[Records]
::::::::::
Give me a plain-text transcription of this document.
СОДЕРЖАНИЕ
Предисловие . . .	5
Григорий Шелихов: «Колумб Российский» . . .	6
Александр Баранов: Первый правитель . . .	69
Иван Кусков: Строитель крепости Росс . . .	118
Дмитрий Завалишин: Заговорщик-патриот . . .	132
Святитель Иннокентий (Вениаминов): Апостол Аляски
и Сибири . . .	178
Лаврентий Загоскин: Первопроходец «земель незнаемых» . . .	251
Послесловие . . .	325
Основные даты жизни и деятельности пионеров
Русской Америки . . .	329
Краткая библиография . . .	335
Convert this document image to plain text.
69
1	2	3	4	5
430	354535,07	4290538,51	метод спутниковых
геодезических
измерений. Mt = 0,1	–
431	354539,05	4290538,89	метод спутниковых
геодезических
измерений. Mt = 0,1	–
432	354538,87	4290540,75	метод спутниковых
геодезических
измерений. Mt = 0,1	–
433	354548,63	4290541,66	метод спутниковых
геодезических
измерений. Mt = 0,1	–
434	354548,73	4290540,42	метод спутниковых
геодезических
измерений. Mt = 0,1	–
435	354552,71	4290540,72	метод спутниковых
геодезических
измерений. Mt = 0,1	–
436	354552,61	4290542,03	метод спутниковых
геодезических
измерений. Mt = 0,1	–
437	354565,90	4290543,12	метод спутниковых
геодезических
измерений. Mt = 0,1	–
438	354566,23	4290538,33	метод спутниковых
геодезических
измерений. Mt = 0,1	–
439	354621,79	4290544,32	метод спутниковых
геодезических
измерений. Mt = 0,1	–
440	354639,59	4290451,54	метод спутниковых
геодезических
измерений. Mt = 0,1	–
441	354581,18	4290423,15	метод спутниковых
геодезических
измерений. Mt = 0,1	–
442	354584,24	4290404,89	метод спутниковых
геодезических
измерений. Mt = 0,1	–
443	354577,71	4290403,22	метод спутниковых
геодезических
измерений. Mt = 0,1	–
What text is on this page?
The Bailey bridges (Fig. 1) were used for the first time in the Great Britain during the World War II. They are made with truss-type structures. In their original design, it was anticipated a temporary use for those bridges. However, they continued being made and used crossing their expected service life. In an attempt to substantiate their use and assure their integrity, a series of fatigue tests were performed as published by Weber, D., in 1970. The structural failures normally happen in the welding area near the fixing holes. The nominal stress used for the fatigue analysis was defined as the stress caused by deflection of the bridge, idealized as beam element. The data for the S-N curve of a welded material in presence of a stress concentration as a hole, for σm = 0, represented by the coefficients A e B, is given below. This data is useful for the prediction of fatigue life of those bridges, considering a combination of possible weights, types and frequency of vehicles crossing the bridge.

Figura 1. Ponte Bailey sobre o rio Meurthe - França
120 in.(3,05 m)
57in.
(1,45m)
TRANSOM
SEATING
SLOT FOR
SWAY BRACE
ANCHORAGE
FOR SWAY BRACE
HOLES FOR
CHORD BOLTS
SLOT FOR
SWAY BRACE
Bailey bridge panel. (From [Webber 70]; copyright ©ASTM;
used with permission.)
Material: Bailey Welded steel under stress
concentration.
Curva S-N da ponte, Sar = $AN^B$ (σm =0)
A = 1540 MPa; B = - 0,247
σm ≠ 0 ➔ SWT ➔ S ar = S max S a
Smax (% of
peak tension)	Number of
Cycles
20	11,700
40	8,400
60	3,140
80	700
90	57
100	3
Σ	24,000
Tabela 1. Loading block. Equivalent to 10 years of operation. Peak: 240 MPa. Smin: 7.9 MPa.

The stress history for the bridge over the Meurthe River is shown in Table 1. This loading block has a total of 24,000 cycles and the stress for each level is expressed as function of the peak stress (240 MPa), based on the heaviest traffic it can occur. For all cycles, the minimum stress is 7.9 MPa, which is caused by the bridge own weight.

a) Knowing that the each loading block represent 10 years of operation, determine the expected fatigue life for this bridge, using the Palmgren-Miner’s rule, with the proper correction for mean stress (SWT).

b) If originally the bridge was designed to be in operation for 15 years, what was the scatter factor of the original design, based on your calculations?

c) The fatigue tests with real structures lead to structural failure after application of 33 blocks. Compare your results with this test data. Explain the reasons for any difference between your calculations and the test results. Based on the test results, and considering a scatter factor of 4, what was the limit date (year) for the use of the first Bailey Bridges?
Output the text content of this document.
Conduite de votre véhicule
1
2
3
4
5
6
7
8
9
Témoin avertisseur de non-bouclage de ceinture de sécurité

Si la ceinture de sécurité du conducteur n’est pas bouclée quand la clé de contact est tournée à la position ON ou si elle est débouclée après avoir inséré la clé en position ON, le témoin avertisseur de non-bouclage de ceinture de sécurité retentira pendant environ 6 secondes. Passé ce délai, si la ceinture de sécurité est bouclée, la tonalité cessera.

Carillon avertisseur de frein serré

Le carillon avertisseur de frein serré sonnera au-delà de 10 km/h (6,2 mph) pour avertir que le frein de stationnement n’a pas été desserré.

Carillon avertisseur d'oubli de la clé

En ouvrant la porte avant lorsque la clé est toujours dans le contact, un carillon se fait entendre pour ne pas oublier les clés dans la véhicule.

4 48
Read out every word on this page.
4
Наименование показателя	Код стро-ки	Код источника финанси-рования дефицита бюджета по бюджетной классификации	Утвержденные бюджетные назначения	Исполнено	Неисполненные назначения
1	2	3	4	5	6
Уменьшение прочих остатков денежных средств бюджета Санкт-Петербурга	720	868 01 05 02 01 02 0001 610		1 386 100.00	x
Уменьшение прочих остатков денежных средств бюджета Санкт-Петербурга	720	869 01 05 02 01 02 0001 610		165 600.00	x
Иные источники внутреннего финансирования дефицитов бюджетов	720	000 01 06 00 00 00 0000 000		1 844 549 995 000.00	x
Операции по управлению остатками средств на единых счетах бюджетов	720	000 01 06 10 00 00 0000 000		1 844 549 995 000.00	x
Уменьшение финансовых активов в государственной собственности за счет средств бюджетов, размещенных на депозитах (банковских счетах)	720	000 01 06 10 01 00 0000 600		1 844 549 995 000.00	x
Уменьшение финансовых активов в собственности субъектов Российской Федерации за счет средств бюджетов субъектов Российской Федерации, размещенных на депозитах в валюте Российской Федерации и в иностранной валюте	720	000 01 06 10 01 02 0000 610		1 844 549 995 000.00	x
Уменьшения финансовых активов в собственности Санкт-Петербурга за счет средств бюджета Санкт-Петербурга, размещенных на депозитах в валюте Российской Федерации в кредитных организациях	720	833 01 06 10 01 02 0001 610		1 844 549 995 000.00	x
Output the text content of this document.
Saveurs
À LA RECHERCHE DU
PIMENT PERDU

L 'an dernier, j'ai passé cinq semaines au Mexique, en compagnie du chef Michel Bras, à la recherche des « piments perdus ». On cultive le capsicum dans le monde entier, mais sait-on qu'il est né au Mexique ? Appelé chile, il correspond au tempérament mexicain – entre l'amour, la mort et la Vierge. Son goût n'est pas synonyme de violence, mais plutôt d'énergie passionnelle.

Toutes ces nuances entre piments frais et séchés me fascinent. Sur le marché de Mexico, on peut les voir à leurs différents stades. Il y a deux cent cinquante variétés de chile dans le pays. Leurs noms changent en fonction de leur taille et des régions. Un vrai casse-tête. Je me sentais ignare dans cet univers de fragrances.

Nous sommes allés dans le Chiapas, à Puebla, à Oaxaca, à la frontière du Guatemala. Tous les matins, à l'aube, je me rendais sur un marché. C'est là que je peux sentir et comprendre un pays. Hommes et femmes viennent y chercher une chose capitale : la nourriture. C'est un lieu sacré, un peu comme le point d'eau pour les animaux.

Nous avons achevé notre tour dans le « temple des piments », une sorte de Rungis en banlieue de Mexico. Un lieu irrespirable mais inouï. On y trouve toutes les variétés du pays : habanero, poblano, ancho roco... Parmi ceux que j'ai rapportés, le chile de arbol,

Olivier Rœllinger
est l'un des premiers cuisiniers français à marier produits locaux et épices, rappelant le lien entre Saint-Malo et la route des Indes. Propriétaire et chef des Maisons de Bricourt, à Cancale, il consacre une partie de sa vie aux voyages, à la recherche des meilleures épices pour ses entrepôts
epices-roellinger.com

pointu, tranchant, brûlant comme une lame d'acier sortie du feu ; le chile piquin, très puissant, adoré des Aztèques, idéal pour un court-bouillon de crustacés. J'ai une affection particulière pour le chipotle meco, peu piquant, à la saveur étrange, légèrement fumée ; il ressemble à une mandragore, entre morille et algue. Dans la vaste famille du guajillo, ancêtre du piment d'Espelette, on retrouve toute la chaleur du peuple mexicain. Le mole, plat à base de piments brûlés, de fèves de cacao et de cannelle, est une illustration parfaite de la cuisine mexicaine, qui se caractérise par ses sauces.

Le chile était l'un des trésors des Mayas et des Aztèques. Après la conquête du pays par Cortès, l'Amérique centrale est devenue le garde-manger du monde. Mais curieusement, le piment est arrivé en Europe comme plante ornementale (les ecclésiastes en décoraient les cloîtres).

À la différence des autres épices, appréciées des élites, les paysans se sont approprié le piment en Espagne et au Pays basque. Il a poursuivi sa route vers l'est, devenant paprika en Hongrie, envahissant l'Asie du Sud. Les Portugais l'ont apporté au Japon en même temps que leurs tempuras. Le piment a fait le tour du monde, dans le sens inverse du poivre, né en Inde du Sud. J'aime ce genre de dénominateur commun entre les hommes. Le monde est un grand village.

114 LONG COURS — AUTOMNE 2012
::::::::::
- **TASK STATEMENT**:
Copy every line of the listing where the word "each" appears.

- **TASK RESULT**:
The stress history for the bridge over the Meurthe River is shown in Table 1. This loading block has a total of 24,000 cycles and the stress for each level is expressed as function of the peak stress (240 MPa), based on the heaviest traffic it can occur. For all cycles, the minimum stress is 7.9 MPa, which is caused by the bridge own weight.
a) Knowing that the each loading block represent 10 years of operation, determine the expected fatigue life for this bridge, using the Palmgren-Miner’s rule, with the proper correction for mean stress (SWT).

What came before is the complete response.